Records about charts and figures:
- - - -
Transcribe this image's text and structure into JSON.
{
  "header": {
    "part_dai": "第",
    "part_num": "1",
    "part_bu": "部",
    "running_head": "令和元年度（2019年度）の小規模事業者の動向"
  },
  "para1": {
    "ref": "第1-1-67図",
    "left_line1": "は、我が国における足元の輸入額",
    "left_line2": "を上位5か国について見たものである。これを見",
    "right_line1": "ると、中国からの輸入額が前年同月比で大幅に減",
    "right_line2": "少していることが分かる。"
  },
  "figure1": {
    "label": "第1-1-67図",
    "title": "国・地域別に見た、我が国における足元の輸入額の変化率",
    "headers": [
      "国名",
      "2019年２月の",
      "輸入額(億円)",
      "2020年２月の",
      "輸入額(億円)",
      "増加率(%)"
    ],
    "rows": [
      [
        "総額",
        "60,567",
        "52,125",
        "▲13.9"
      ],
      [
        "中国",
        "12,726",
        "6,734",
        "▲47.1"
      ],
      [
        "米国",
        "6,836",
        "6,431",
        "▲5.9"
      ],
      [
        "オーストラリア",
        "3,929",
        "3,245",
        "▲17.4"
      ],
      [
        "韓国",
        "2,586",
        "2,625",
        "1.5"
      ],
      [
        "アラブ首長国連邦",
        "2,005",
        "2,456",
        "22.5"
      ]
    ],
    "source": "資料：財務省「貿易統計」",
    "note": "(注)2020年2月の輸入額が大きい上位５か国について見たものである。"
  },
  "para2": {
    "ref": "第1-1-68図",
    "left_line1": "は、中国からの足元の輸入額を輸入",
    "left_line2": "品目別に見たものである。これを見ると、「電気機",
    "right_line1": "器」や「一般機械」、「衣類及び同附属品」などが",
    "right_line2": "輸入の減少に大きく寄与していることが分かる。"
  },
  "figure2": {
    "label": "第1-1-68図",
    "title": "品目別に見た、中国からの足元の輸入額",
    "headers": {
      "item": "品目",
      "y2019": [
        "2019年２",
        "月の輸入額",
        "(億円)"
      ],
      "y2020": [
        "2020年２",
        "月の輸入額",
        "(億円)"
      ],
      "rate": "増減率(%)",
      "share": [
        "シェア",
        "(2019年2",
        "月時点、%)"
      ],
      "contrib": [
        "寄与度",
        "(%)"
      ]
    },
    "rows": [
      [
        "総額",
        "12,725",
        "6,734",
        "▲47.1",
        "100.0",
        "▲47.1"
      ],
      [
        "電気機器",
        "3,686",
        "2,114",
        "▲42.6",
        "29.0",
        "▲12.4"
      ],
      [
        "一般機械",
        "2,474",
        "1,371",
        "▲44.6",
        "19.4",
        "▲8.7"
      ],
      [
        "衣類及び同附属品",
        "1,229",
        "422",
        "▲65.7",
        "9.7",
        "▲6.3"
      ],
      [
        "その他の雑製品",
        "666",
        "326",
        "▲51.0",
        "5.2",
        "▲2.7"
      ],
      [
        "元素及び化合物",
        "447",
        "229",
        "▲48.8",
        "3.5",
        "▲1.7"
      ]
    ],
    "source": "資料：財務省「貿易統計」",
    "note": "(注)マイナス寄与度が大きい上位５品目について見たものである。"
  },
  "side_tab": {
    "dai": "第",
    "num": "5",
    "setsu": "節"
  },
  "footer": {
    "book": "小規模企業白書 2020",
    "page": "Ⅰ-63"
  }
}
- - - -
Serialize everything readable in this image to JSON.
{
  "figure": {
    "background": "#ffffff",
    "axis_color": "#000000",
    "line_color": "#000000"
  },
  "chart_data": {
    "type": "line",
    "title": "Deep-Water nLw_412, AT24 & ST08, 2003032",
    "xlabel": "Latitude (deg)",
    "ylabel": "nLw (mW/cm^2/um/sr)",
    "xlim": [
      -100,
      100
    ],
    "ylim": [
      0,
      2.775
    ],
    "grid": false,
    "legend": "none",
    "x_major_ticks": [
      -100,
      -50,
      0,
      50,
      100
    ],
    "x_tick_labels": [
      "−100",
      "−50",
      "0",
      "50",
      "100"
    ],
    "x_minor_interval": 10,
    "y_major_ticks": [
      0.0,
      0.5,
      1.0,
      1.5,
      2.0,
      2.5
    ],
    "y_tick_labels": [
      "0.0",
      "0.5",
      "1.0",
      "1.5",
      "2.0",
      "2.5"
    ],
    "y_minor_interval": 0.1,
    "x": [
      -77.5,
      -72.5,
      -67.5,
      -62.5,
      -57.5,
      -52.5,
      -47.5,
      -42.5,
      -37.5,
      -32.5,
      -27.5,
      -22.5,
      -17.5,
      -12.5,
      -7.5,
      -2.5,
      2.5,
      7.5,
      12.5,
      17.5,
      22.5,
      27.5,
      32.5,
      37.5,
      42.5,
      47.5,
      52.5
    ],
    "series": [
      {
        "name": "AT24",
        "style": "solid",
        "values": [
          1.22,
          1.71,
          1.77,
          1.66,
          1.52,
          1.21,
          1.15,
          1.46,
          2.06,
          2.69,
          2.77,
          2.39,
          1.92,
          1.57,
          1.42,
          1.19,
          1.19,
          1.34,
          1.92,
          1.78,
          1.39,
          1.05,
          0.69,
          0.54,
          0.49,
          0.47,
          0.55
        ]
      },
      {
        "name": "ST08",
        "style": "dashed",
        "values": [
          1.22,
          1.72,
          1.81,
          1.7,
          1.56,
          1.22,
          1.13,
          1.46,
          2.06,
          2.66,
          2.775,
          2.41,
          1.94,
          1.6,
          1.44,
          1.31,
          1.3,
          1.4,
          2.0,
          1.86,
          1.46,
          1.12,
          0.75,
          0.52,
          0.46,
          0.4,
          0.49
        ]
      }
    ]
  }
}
- - - -
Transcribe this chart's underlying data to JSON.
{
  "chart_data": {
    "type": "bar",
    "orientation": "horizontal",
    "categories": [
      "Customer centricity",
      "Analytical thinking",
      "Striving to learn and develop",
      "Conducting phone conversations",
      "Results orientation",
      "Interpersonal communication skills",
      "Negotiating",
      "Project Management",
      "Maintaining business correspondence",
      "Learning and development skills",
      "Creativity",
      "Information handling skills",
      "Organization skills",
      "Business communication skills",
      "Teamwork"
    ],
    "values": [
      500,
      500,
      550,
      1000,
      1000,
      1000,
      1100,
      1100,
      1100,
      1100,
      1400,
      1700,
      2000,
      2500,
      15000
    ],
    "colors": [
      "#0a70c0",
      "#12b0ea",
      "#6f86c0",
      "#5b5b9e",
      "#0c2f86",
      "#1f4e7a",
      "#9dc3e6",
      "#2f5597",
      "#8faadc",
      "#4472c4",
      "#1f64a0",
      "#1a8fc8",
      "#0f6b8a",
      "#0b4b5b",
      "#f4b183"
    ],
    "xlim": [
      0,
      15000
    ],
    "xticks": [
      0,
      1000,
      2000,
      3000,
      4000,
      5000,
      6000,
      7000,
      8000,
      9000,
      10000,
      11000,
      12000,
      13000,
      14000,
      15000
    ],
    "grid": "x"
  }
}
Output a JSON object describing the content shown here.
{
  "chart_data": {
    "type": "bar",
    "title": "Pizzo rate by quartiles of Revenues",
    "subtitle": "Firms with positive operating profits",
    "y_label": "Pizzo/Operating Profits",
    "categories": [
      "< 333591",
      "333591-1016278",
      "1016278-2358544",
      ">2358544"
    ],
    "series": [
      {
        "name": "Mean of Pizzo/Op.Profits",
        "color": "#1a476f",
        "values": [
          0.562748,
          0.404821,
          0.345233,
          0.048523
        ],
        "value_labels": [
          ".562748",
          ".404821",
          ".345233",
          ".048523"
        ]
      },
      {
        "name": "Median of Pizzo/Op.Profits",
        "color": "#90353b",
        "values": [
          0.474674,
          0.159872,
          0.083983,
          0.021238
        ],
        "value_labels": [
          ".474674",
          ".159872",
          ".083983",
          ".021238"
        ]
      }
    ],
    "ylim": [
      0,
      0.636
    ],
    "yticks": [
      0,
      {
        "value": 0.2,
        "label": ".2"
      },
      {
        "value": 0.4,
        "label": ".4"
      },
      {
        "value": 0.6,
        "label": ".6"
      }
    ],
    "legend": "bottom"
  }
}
- - - -
■ **Task requirements**
Extract all lines from the material above that include the word "image".

■ **Full answer**
Transcribe this image's text and structure into JSON.
Serialize everything readable in this image to JSON.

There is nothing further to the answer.